## Exercise requirements
Go through the lines below and copy each one that holds the string "control".
☆ ☆ ☆ ☆ ☆ ☆ ☆
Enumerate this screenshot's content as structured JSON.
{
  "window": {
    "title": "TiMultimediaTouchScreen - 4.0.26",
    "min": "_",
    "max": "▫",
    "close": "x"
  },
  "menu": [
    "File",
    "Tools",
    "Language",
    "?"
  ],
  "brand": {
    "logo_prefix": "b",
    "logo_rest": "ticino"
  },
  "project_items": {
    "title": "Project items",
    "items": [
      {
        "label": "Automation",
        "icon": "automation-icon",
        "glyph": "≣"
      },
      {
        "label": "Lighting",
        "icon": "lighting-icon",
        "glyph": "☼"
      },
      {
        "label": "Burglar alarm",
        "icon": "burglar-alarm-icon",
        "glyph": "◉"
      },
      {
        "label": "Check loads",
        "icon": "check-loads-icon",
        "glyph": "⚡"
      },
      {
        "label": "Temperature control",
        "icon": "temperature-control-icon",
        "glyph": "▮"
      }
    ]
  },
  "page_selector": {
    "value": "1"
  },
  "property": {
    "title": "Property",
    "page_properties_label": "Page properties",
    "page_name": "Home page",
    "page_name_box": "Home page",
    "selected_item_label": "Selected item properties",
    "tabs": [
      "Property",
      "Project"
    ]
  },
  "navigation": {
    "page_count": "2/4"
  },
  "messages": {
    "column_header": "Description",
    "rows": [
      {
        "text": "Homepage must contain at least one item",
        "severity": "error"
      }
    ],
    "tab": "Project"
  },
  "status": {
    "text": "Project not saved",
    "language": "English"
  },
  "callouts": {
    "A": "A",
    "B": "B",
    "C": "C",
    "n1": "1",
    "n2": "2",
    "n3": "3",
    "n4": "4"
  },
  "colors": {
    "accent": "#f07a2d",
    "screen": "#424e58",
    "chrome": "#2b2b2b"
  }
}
☆ ☆ ☆ ☆ ☆ ☆ ☆
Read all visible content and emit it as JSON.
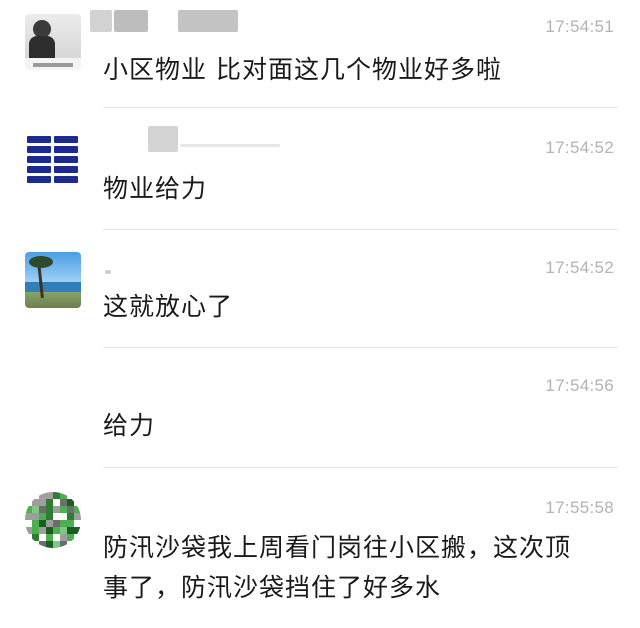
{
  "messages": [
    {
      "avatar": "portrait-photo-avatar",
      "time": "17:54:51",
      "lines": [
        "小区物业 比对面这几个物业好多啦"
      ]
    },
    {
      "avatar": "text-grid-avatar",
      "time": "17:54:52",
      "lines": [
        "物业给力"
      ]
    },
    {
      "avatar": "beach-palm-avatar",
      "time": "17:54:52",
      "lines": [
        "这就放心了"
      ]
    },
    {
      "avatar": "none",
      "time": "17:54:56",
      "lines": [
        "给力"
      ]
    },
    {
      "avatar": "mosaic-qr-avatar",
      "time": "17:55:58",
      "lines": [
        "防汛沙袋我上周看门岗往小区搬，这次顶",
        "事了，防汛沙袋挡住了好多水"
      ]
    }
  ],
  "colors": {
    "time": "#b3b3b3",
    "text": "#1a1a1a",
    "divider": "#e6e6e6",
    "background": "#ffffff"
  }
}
☆ ☆ ☆ ☆ ☆ ☆ ☆
## Answer below
        "label": "Temperature control",
        "icon": "temperature-control-icon",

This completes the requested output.